• What is needed: Each entry in the listing below should be restated word for word.

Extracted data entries
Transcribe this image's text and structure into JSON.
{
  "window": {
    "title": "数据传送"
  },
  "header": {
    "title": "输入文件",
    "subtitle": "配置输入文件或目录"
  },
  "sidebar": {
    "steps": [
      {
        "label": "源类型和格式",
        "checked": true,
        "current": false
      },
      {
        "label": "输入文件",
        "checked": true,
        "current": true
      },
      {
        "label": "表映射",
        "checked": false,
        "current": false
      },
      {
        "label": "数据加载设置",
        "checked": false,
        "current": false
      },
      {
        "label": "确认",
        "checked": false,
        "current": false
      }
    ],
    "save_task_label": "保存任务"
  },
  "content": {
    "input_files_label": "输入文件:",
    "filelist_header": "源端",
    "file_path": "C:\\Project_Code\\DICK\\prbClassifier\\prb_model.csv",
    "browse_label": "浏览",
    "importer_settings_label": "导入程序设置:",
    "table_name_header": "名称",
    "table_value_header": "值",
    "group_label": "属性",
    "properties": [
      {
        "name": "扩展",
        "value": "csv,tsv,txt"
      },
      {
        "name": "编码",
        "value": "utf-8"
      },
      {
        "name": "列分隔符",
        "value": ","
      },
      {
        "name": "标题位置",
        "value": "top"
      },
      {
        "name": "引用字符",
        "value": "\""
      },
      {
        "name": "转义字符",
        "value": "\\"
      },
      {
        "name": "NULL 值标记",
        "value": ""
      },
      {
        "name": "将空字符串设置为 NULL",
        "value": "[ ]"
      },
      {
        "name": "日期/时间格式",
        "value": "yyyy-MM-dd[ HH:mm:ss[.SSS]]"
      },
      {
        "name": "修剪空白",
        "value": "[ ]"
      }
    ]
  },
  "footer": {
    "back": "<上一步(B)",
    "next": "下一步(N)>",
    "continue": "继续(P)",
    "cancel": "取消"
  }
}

• Worked solution:
Transcribe this image's text and structure into JSON.
{
  "window": {
    "title": "数据传送"
  },
  "header": {
    "title": "输入文件",
    "subtitle": "配置输入文件或目录"
  },
  "sidebar": {
    "steps": [
      {
        "label": "源类型和格式",
        "checked": true,
        "current": false
      },
      {
        "label": "输入文件",
        "checked": true,
        "current": true
      },
      {
        "label": "表映射",
        "checked": false,
        "current": false
      },
      {
        "label": "数据加载设置",
        "checked": false,
        "current": false
      },
      {
        "label": "确认",
        "checked": false,
        "current": false
      }
    ],
    "save_task_label": "保存任务"
  },
  "content": {
    "input_files_label": "输入文件:",
    "filelist_header": "源端",
    "file_path": "C:\\Project_Code\\DICK\\prbClassifier\\prb_model.csv",
    "browse_label": "浏览",
    "importer_settings_label": "导入程序设置:",
    "table_name_header": "名称",
    "table_value_header": "值",
    "group_label": "属性",
    "properties": [
      {
        "name": "扩展",
        "value": "csv,tsv,txt"
      },
      {
        "name": "编码",
        "value": "utf-8"
      },
      {
        "name": "列分隔符",
        "value": ","
      },
      {
        "name": "标题位置",
        "value": "top"
      },
      {
        "name": "引用字符",
        "value": "\""
      },
      {
        "name": "转义字符",
        "value": "\\"
      },
      {
        "name": "NULL 值标记",
        "value": ""
      },
      {
        "name": "将空字符串设置为 NULL",
        "value": "[ ]"
      },
      {
        "name": "日期/时间格式",
        "value": "yyyy-MM-dd[ HH:mm:ss[.SSS]]"
      },
      {
        "name": "修剪空白",
        "value": "[ ]"
      }
    ]
  },
  "footer": {
    "back": "<上一步(B)",
    "next": "下一步(N)>",
    "continue": "继续(P)",
    "cancel": "取消"
  }
}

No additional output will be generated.